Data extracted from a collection
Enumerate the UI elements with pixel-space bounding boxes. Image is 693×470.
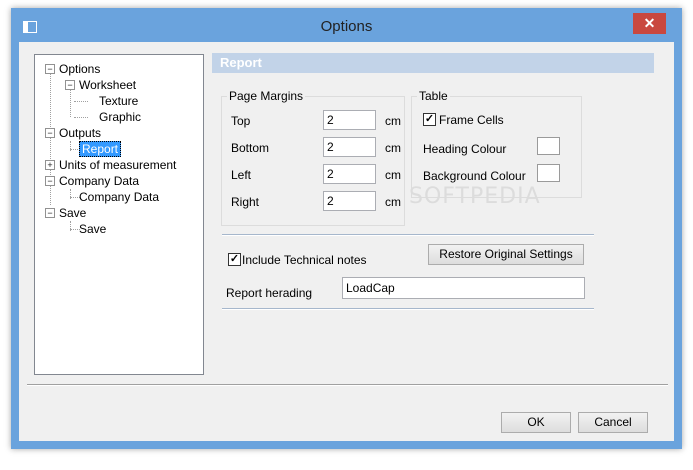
tree-line bbox=[74, 117, 88, 118]
options-window: Options ✕ − Options − Worksheet Texture … bbox=[11, 8, 682, 449]
collapse-icon[interactable]: − bbox=[45, 208, 55, 218]
unit-label: cm bbox=[385, 141, 401, 155]
tree-item-label: Worksheet bbox=[79, 78, 137, 92]
top-margin-label: Top bbox=[231, 114, 251, 128]
title-bar[interactable]: Options ✕ bbox=[11, 8, 682, 42]
tree-item-report[interactable]: Report bbox=[79, 141, 122, 157]
bottom-margin-label: Bottom bbox=[231, 141, 270, 155]
tree-item-label: Save bbox=[59, 206, 87, 220]
panel-header: Report bbox=[212, 53, 654, 73]
left-margin-input[interactable] bbox=[323, 164, 376, 184]
tree-item-label: Units of measurement bbox=[59, 158, 177, 172]
tree-item-label: Company Data bbox=[79, 190, 160, 204]
dialog-body: − Options − Worksheet Texture Graphic − … bbox=[19, 42, 674, 441]
tree-item-label: Outputs bbox=[59, 126, 102, 140]
tree-item-label: Texture bbox=[99, 94, 139, 108]
collapse-icon[interactable]: − bbox=[65, 80, 75, 90]
collapse-icon[interactable]: − bbox=[45, 176, 55, 186]
tree-item-label: Save bbox=[79, 222, 107, 236]
collapse-icon[interactable]: − bbox=[45, 128, 55, 138]
tree-item-graphic[interactable]: Graphic bbox=[99, 109, 141, 125]
ok-button[interactable]: OK bbox=[501, 412, 571, 433]
tree-item-label: Report bbox=[79, 141, 122, 157]
right-margin-input[interactable] bbox=[323, 191, 376, 211]
options-tree[interactable]: − Options − Worksheet Texture Graphic − … bbox=[34, 54, 204, 375]
close-button[interactable]: ✕ bbox=[633, 13, 666, 34]
background-colour-swatch[interactable] bbox=[537, 164, 560, 182]
unit-label: cm bbox=[385, 195, 401, 209]
restore-settings-button[interactable]: Restore Original Settings bbox=[428, 244, 584, 265]
tree-item-company-data-child[interactable]: Company Data bbox=[79, 189, 159, 205]
frame-cells-label: Frame Cells bbox=[439, 113, 504, 127]
tree-line bbox=[74, 101, 88, 102]
page-margins-title: Page Margins bbox=[227, 89, 306, 103]
report-heading-label: Report herading bbox=[226, 286, 313, 300]
cancel-button[interactable]: Cancel bbox=[578, 412, 648, 433]
tree-item-save-child[interactable]: Save bbox=[79, 221, 106, 237]
include-notes-checkbox[interactable]: ✓ bbox=[228, 253, 241, 266]
expand-icon[interactable]: + bbox=[45, 160, 55, 170]
frame-cells-checkbox[interactable]: ✓ bbox=[423, 113, 436, 126]
tree-item-label: Graphic bbox=[99, 110, 142, 124]
divider bbox=[222, 234, 594, 236]
table-group-title: Table bbox=[417, 89, 450, 103]
unit-label: cm bbox=[385, 168, 401, 182]
heading-colour-swatch[interactable] bbox=[537, 137, 560, 155]
collapse-icon[interactable]: − bbox=[45, 64, 55, 74]
tree-item-label: Options bbox=[59, 62, 101, 76]
divider bbox=[222, 308, 594, 310]
top-margin-input[interactable] bbox=[323, 110, 376, 130]
heading-colour-label: Heading Colour bbox=[423, 142, 507, 156]
bottom-margin-input[interactable] bbox=[323, 137, 376, 157]
report-heading-input[interactable] bbox=[342, 277, 585, 299]
right-margin-label: Right bbox=[231, 195, 260, 209]
include-notes-label: Include Technical notes bbox=[242, 253, 367, 267]
tree-item-texture[interactable]: Texture bbox=[99, 93, 138, 109]
footer-separator bbox=[27, 384, 668, 386]
tree-item-label: Company Data bbox=[59, 174, 140, 188]
background-colour-label: Background Colour bbox=[423, 169, 526, 183]
left-margin-label: Left bbox=[231, 168, 252, 182]
unit-label: cm bbox=[385, 114, 401, 128]
window-title: Options bbox=[320, 18, 373, 35]
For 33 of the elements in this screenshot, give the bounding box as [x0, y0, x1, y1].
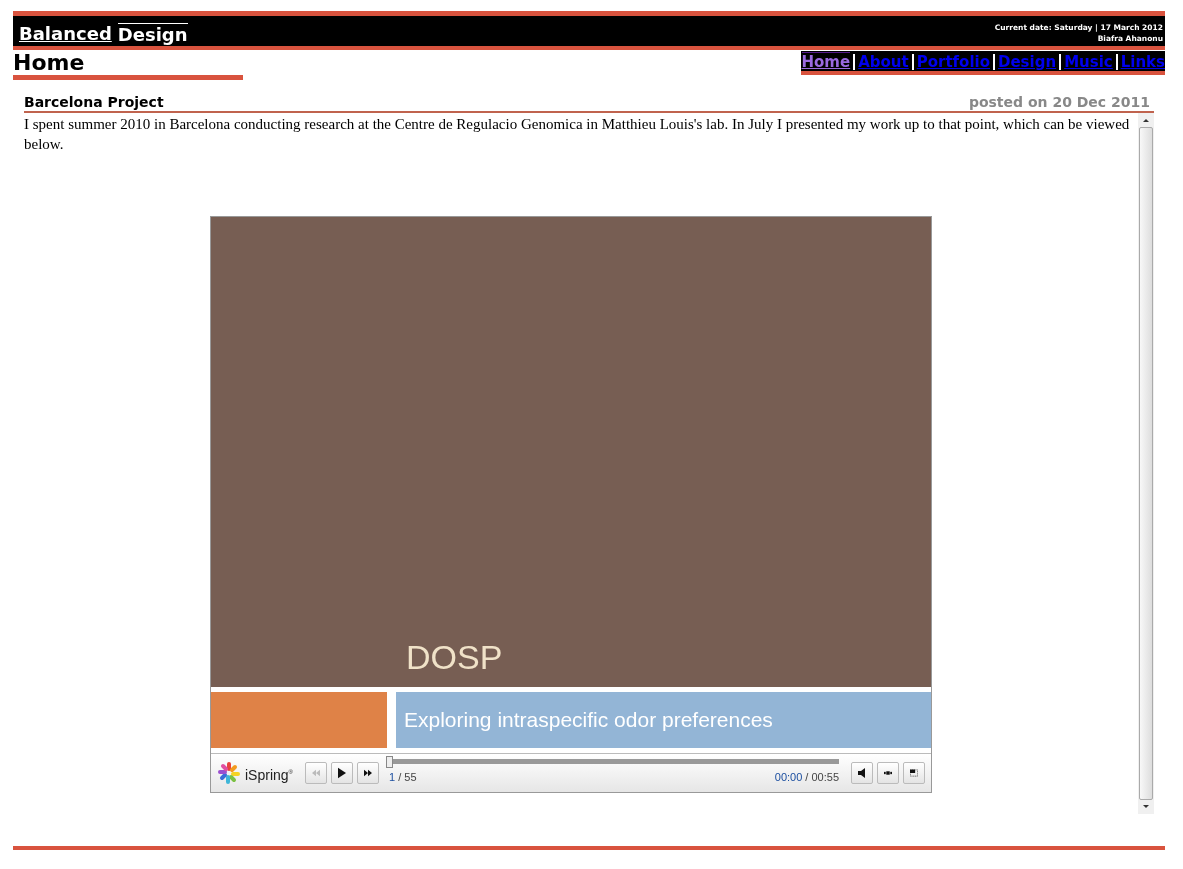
logo-text: Balanced [19, 23, 112, 45]
nav-link[interactable]: About [858, 52, 909, 71]
fast-forward-icon [364, 768, 372, 778]
play-icon [338, 767, 346, 779]
fullscreen-icon [910, 767, 918, 779]
post-date: posted on 20 Dec 2011 [968, 94, 1151, 111]
page-title: Home [13, 50, 243, 80]
nav-link[interactable]: Portfolio [916, 52, 990, 71]
time-display: 00:00 / 00:55 [774, 770, 839, 785]
play-button[interactable] [331, 762, 353, 784]
slide-counter: 1 / 55 [389, 770, 417, 785]
post-title: Barcelona Project [24, 94, 164, 111]
fullscreen-button[interactable] [903, 762, 925, 784]
layout-icon [884, 770, 892, 776]
nav-link[interactable]: Music [1064, 52, 1113, 71]
forward-button[interactable] [357, 762, 379, 784]
nav-link[interactable]: Links [1120, 52, 1165, 71]
logo-icon [217, 761, 241, 785]
outline-button[interactable] [877, 762, 899, 784]
post-text: I spent summer 2010 in Barcelona conducting research at the Centre de Regulacio Genomica in Matthieu Louis's lab. In July I presented my work up to that point, which can be viewed below. [24, 115, 1131, 154]
scrollbar[interactable] [1138, 113, 1154, 814]
slide-title: DOSP [406, 647, 503, 667]
brand-name: iSpring$^{®}$ [245, 765, 293, 785]
scroll-down-icon[interactable] [1142, 803, 1150, 811]
rewind-icon [312, 768, 320, 778]
logo-text: Design [117, 23, 188, 45]
speaker-icon [858, 768, 866, 778]
slide-subtitle: Exploring intraspecific odor preferences [396, 692, 931, 748]
nav-link[interactable]: Design [998, 52, 1057, 71]
progress-handle[interactable] [386, 756, 393, 768]
nav-link[interactable]: Home [801, 52, 851, 71]
scroll-up-icon[interactable] [1142, 116, 1150, 124]
volume-button[interactable] [851, 762, 873, 784]
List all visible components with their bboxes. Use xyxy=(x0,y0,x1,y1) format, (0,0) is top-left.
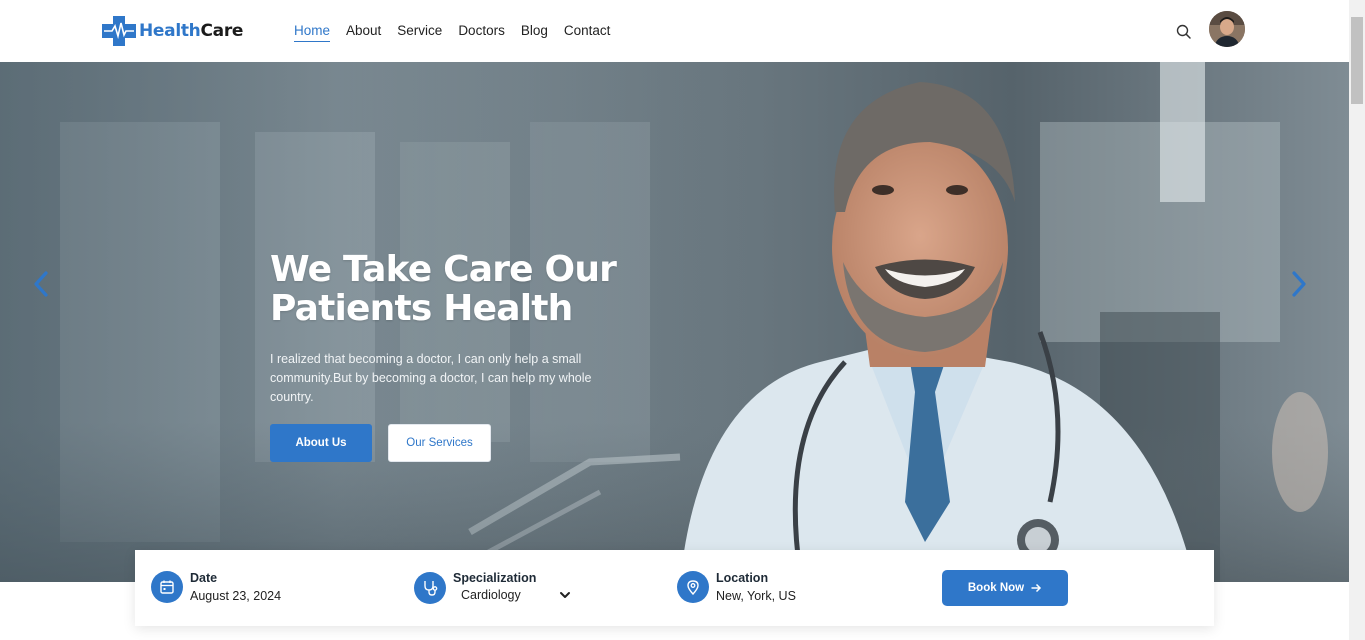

> _Task description_: Reproduce all the data as it stands. The pictures are not part of the copy.

> _Task result_:
Enumerate the UI elements with pixel-space bounding boxes. Image is 693×470.
tree-line bbox=[74, 117, 88, 118]
options-window: Options ✕ − Options − Worksheet Texture … bbox=[11, 8, 682, 449]
collapse-icon[interactable]: − bbox=[45, 208, 55, 218]
unit-label: cm bbox=[385, 141, 401, 155]
tree-item-label: Worksheet bbox=[79, 78, 137, 92]
top-margin-label: Top bbox=[231, 114, 251, 128]
title-bar[interactable]: Options ✕ bbox=[11, 8, 682, 42]
tree-item-report[interactable]: Report bbox=[79, 141, 122, 157]
bottom-margin-label: Bottom bbox=[231, 141, 270, 155]
tree-item-label: Save bbox=[59, 206, 87, 220]
panel-header: Report bbox=[212, 53, 654, 73]
left-margin-input[interactable] bbox=[323, 164, 376, 184]
tree-item-label: Units of measurement bbox=[59, 158, 177, 172]
tree-item-label: Company Data bbox=[79, 190, 160, 204]
dialog-body: − Options − Worksheet Texture Graphic − … bbox=[19, 42, 674, 441]
tree-item-label: Outputs bbox=[59, 126, 102, 140]
tree-item-label: Texture bbox=[99, 94, 139, 108]
collapse-icon[interactable]: − bbox=[65, 80, 75, 90]
collapse-icon[interactable]: − bbox=[45, 176, 55, 186]
tree-item-label: Save bbox=[79, 222, 107, 236]
collapse-icon[interactable]: − bbox=[45, 128, 55, 138]
tree-item-graphic[interactable]: Graphic bbox=[99, 109, 141, 125]
ok-button[interactable]: OK bbox=[501, 412, 571, 433]
tree-item-label: Report bbox=[79, 141, 122, 157]
right-margin-input[interactable] bbox=[323, 191, 376, 211]
options-tree[interactable]: − Options − Worksheet Texture Graphic − … bbox=[34, 54, 204, 375]
close-button[interactable]: ✕ bbox=[633, 13, 666, 34]
background-colour-swatch[interactable] bbox=[537, 164, 560, 182]
unit-label: cm bbox=[385, 195, 401, 209]
restore-settings-button[interactable]: Restore Original Settings bbox=[428, 244, 584, 265]
tree-item-company-data-child[interactable]: Company Data bbox=[79, 189, 159, 205]
frame-cells-label: Frame Cells bbox=[439, 113, 504, 127]
tree-line bbox=[74, 101, 88, 102]
page-margins-title: Page Margins bbox=[227, 89, 306, 103]
report-heading-label: Report herading bbox=[226, 286, 313, 300]
cancel-button[interactable]: Cancel bbox=[578, 412, 648, 433]
tree-item-save-child[interactable]: Save bbox=[79, 221, 106, 237]
include-notes-checkbox[interactable]: ✓ bbox=[228, 253, 241, 266]
expand-icon[interactable]: + bbox=[45, 160, 55, 170]
frame-cells-checkbox[interactable]: ✓ bbox=[423, 113, 436, 126]
tree-item-label: Graphic bbox=[99, 110, 142, 124]
divider bbox=[222, 234, 594, 236]
table-group-title: Table bbox=[417, 89, 450, 103]
unit-label: cm bbox=[385, 168, 401, 182]
heading-colour-swatch[interactable] bbox=[537, 137, 560, 155]
collapse-icon[interactable]: − bbox=[45, 64, 55, 74]
tree-item-label: Options bbox=[59, 62, 101, 76]
divider bbox=[222, 308, 594, 310]
top-margin-input[interactable] bbox=[323, 110, 376, 130]
heading-colour-label: Heading Colour bbox=[423, 142, 507, 156]
bottom-margin-input[interactable] bbox=[323, 137, 376, 157]
report-heading-input[interactable] bbox=[342, 277, 585, 299]
right-margin-label: Right bbox=[231, 195, 260, 209]
include-notes-label: Include Technical notes bbox=[242, 253, 367, 267]
tree-item-texture[interactable]: Texture bbox=[99, 93, 138, 109]
footer-separator bbox=[27, 384, 668, 386]
tree-item-label: Company Data bbox=[59, 174, 140, 188]
background-colour-label: Background Colour bbox=[423, 169, 526, 183]
left-margin-label: Left bbox=[231, 168, 252, 182]
unit-label: cm bbox=[385, 114, 401, 128]
window-title: Options bbox=[320, 18, 373, 35]
For 33 of the elements in this screenshot, give the bounding box as [x0, y0, x1, y1].
logo-text: Balanced [19, 23, 112, 45]
nav-link[interactable]: About [858, 52, 909, 71]
fast-forward-icon [364, 768, 372, 778]
play-icon [338, 767, 346, 779]
fullscreen-icon [910, 767, 918, 779]
post-date: posted on 20 Dec 2011 [968, 94, 1151, 111]
page-title: Home [13, 50, 243, 80]
nav-link[interactable]: Portfolio [916, 52, 990, 71]
time-display: 00:00 / 00:55 [774, 770, 839, 785]
play-button[interactable] [331, 762, 353, 784]
slide-counter: 1 / 55 [389, 770, 417, 785]
post-title: Barcelona Project [24, 94, 164, 111]
fullscreen-button[interactable] [903, 762, 925, 784]
layout-icon [884, 770, 892, 776]
nav-link[interactable]: Music [1064, 52, 1113, 71]
forward-button[interactable] [357, 762, 379, 784]
nav-link[interactable]: Links [1120, 52, 1165, 71]
logo-icon [217, 761, 241, 785]
outline-button[interactable] [877, 762, 899, 784]
post-text: I spent summer 2010 in Barcelona conducting research at the Centre de Regulacio Genomica in Matthieu Louis's lab. In July I presented my work up to that point, which can be viewed below. [24, 115, 1131, 154]
scrollbar[interactable] [1138, 113, 1154, 814]
slide-title: DOSP [406, 647, 503, 667]
brand-name: iSpring$^{®}$ [245, 765, 293, 785]
scroll-down-icon[interactable] [1142, 803, 1150, 811]
rewind-icon [312, 768, 320, 778]
logo-text: Design [117, 23, 188, 45]
speaker-icon [858, 768, 866, 778]
slide-subtitle: Exploring intraspecific odor preferences [396, 692, 931, 748]
nav-link[interactable]: Design [998, 52, 1057, 71]
progress-handle[interactable] [386, 756, 393, 768]
nav-link[interactable]: Home [801, 52, 851, 71]
scroll-up-icon[interactable] [1142, 116, 1150, 124]
volume-button[interactable] [851, 762, 873, 784]
List all visible components with their bboxes. Use xyxy=(x0,y0,x1,y1) format, (0,0) is top-left.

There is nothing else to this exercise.